Given data>
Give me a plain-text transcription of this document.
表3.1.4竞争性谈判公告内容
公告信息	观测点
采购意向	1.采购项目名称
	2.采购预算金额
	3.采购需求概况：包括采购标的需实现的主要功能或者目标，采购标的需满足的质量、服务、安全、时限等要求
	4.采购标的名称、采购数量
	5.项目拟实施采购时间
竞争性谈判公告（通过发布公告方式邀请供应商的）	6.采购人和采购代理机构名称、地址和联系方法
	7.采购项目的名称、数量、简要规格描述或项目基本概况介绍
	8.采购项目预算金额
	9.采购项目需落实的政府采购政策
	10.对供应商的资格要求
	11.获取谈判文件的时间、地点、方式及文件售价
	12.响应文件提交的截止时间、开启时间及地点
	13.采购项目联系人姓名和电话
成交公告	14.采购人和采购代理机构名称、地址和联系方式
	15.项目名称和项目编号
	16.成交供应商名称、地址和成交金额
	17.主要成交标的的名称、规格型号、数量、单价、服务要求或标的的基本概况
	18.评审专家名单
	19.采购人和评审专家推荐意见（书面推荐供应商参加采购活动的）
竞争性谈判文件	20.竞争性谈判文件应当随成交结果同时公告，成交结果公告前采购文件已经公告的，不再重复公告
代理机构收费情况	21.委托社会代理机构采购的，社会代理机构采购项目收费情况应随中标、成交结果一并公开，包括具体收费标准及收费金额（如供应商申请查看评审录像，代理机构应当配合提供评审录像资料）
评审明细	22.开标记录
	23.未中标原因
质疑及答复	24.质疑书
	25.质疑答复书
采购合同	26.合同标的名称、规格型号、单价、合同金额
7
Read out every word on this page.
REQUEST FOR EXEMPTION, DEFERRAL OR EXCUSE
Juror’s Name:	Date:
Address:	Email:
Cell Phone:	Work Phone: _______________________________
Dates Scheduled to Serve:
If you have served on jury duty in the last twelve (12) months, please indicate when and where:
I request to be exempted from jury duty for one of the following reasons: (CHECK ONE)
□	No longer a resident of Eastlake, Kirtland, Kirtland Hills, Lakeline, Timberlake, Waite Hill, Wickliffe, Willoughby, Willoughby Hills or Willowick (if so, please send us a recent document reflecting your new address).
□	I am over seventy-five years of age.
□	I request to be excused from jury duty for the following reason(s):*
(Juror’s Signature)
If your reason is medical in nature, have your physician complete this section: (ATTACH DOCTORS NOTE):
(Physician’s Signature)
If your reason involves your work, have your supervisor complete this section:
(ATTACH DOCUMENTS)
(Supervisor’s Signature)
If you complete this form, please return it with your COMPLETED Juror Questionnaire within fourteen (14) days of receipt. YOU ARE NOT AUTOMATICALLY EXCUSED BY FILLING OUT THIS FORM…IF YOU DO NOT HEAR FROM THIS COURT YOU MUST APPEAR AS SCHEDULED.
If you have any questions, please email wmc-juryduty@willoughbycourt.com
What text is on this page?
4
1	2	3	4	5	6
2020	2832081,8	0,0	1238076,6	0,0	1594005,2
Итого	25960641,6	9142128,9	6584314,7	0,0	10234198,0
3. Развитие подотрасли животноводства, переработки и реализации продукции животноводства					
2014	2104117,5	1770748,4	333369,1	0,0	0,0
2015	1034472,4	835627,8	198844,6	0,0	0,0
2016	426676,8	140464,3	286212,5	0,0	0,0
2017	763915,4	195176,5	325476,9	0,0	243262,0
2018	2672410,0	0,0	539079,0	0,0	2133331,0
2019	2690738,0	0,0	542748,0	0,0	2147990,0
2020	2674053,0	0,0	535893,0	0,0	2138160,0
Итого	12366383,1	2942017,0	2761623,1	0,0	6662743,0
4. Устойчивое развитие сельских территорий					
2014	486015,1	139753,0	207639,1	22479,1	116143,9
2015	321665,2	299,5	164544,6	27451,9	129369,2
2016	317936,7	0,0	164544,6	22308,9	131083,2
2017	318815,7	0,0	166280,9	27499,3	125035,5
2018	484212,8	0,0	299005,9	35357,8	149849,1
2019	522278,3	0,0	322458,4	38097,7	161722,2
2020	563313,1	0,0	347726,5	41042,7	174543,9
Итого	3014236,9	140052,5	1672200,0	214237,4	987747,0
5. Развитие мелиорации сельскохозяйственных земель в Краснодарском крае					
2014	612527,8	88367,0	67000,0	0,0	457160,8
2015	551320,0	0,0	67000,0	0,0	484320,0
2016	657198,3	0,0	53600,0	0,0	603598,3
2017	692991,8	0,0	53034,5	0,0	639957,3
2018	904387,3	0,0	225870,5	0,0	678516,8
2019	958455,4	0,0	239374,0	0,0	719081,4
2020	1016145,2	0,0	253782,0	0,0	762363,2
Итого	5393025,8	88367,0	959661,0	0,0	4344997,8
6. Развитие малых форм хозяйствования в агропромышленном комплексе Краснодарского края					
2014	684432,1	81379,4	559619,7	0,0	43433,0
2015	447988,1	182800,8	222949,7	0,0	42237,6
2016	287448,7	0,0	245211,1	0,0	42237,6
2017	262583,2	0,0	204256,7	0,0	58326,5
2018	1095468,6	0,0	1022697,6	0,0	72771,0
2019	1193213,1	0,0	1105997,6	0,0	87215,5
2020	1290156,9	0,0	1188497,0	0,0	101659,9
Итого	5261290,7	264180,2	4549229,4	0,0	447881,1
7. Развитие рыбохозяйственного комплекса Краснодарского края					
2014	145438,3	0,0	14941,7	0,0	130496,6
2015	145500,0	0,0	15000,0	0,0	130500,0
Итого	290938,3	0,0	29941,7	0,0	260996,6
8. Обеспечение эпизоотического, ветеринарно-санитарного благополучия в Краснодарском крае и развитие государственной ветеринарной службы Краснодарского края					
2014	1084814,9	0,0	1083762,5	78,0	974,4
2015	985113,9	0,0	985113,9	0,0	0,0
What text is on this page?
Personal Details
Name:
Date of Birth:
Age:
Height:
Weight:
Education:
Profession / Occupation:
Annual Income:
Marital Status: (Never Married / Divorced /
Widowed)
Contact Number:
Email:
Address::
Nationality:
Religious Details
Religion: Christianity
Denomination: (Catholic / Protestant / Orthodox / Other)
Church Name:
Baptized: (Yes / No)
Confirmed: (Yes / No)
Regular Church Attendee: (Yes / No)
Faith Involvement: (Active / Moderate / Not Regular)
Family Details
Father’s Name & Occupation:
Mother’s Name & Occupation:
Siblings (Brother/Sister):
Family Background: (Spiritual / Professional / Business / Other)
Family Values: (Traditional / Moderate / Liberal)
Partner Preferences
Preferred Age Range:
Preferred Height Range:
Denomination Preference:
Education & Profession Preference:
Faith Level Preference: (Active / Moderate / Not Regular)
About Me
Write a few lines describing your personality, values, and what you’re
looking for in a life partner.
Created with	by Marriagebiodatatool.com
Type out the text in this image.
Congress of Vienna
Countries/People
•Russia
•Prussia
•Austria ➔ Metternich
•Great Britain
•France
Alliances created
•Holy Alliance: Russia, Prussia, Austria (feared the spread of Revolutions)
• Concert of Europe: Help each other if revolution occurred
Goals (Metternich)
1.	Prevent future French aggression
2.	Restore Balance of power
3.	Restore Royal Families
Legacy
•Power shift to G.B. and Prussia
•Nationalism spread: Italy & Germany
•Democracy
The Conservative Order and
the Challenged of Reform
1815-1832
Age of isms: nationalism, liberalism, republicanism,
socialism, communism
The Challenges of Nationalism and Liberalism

Your task> Every line above should be printed again exactly as it stands.

Answer in full>
Give me a plain-text transcription of this document.
表3.1.4竞争性谈判公告内容
公告信息	观测点
采购意向	1.采购项目名称
	2.采购预算金额
	3.采购需求概况：包括采购标的需实现的主要功能或者目标，采购标的需满足的质量、服务、安全、时限等要求
	4.采购标的名称、采购数量
	5.项目拟实施采购时间
竞争性谈判公告（通过发布公告方式邀请供应商的）	6.采购人和采购代理机构名称、地址和联系方法
	7.采购项目的名称、数量、简要规格描述或项目基本概况介绍
	8.采购项目预算金额
	9.采购项目需落实的政府采购政策
	10.对供应商的资格要求
	11.获取谈判文件的时间、地点、方式及文件售价
	12.响应文件提交的截止时间、开启时间及地点
	13.采购项目联系人姓名和电话
成交公告	14.采购人和采购代理机构名称、地址和联系方式
	15.项目名称和项目编号
	16.成交供应商名称、地址和成交金额
	17.主要成交标的的名称、规格型号、数量、单价、服务要求或标的的基本概况
	18.评审专家名单
	19.采购人和评审专家推荐意见（书面推荐供应商参加采购活动的）
竞争性谈判文件	20.竞争性谈判文件应当随成交结果同时公告，成交结果公告前采购文件已经公告的，不再重复公告
代理机构收费情况	21.委托社会代理机构采购的，社会代理机构采购项目收费情况应随中标、成交结果一并公开，包括具体收费标准及收费金额（如供应商申请查看评审录像，代理机构应当配合提供评审录像资料）
评审明细	22.开标记录
	23.未中标原因
质疑及答复	24.质疑书
	25.质疑答复书
采购合同	26.合同标的名称、规格型号、单价、合同金额
7
Read out every word on this page.
REQUEST FOR EXEMPTION, DEFERRAL OR EXCUSE
Juror’s Name:	Date:
Address:	Email:
Cell Phone:	Work Phone: _______________________________
Dates Scheduled to Serve:
If you have served on jury duty in the last twelve (12) months, please indicate when and where:
I request to be exempted from jury duty for one of the following reasons: (CHECK ONE)
□	No longer a resident of Eastlake, Kirtland, Kirtland Hills, Lakeline, Timberlake, Waite Hill, Wickliffe, Willoughby, Willoughby Hills or Willowick (if so, please send us a recent document reflecting your new address).
□	I am over seventy-five years of age.
□	I request to be excused from jury duty for the following reason(s):*
(Juror’s Signature)
If your reason is medical in nature, have your physician complete this section: (ATTACH DOCTORS NOTE):
(Physician’s Signature)
If your reason involves your work, have your supervisor complete this section:
(ATTACH DOCUMENTS)
(Supervisor’s Signature)
If you complete this form, please return it with your COMPLETED Juror Questionnaire within fourteen (14) days of receipt. YOU ARE NOT AUTOMATICALLY EXCUSED BY FILLING OUT THIS FORM…IF YOU DO NOT HEAR FROM THIS COURT YOU MUST APPEAR AS SCHEDULED.
If you have any questions, please email wmc-juryduty@willoughbycourt.com
What text is on this page?
4
1	2	3	4	5	6
2020	2832081,8	0,0	1238076,6	0,0	1594005,2
Итого	25960641,6	9142128,9	6584314,7	0,0	10234198,0
3. Развитие подотрасли животноводства, переработки и реализации продукции животноводства					
2014	2104117,5	1770748,4	333369,1	0,0	0,0
2015	1034472,4	835627,8	198844,6	0,0	0,0
2016	426676,8	140464,3	286212,5	0,0	0,0
2017	763915,4	195176,5	325476,9	0,0	243262,0
2018	2672410,0	0,0	539079,0	0,0	2133331,0
2019	2690738,0	0,0	542748,0	0,0	2147990,0
2020	2674053,0	0,0	535893,0	0,0	2138160,0
Итого	12366383,1	2942017,0	2761623,1	0,0	6662743,0
4. Устойчивое развитие сельских территорий					
2014	486015,1	139753,0	207639,1	22479,1	116143,9
2015	321665,2	299,5	164544,6	27451,9	129369,2
2016	317936,7	0,0	164544,6	22308,9	131083,2
2017	318815,7	0,0	166280,9	27499,3	125035,5
2018	484212,8	0,0	299005,9	35357,8	149849,1
2019	522278,3	0,0	322458,4	38097,7	161722,2
2020	563313,1	0,0	347726,5	41042,7	174543,9
Итого	3014236,9	140052,5	1672200,0	214237,4	987747,0
5. Развитие мелиорации сельскохозяйственных земель в Краснодарском крае					
2014	612527,8	88367,0	67000,0	0,0	457160,8
2015	551320,0	0,0	67000,0	0,0	484320,0
2016	657198,3	0,0	53600,0	0,0	603598,3
2017	692991,8	0,0	53034,5	0,0	639957,3
2018	904387,3	0,0	225870,5	0,0	678516,8
2019	958455,4	0,0	239374,0	0,0	719081,4
2020	1016145,2	0,0	253782,0	0,0	762363,2
Итого	5393025,8	88367,0	959661,0	0,0	4344997,8
6. Развитие малых форм хозяйствования в агропромышленном комплексе Краснодарского края					
2014	684432,1	81379,4	559619,7	0,0	43433,0
2015	447988,1	182800,8	222949,7	0,0	42237,6
2016	287448,7	0,0	245211,1	0,0	42237,6
2017	262583,2	0,0	204256,7	0,0	58326,5
2018	1095468,6	0,0	1022697,6	0,0	72771,0
2019	1193213,1	0,0	1105997,6	0,0	87215,5
2020	1290156,9	0,0	1188497,0	0,0	101659,9
Итого	5261290,7	264180,2	4549229,4	0,0	447881,1
7. Развитие рыбохозяйственного комплекса Краснодарского края					
2014	145438,3	0,0	14941,7	0,0	130496,6
2015	145500,0	0,0	15000,0	0,0	130500,0
Итого	290938,3	0,0	29941,7	0,0	260996,6
8. Обеспечение эпизоотического, ветеринарно-санитарного благополучия в Краснодарском крае и развитие государственной ветеринарной службы Краснодарского края					
2014	1084814,9	0,0	1083762,5	78,0	974,4
2015	985113,9	0,0	985113,9	0,0	0,0
What text is on this page?
Personal Details
Name:
Date of Birth:
Age:
Height:
Weight:
Education:
Profession / Occupation:
Annual Income:
Marital Status: (Never Married / Divorced /
Widowed)
Contact Number:
Email:
Address::
Nationality:
Religious Details
Religion: Christianity
Denomination: (Catholic / Protestant / Orthodox / Other)
Church Name:
Baptized: (Yes / No)
Confirmed: (Yes / No)
Regular Church Attendee: (Yes / No)
Faith Involvement: (Active / Moderate / Not Regular)
Family Details
Father’s Name & Occupation:
Mother’s Name & Occupation:
Siblings (Brother/Sister):
Family Background: (Spiritual / Professional / Business / Other)
Family Values: (Traditional / Moderate / Liberal)
Partner Preferences
Preferred Age Range:
Preferred Height Range:
Denomination Preference:
Education & Profession Preference:
Faith Level Preference: (Active / Moderate / Not Regular)
About Me
Write a few lines describing your personality, values, and what you’re
looking for in a life partner.
Created with	by Marriagebiodatatool.com
Type out the text in this image.
Congress of Vienna
Countries/People
•Russia
•Prussia
•Austria ➔ Metternich
•Great Britain
•France
Alliances created
•Holy Alliance: Russia, Prussia, Austria (feared the spread of Revolutions)
• Concert of Europe: Help each other if revolution occurred
Goals (Metternich)
1.	Prevent future French aggression
2.	Restore Balance of power
3.	Restore Royal Families
Legacy
•Power shift to G.B. and Prussia
•Nationalism spread: Italy & Germany
•Democracy
The Conservative Order and
the Challenged of Reform
1815-1832
Age of isms: nationalism, liberalism, republicanism,
socialism, communism
The Challenges of Nationalism and Liberalism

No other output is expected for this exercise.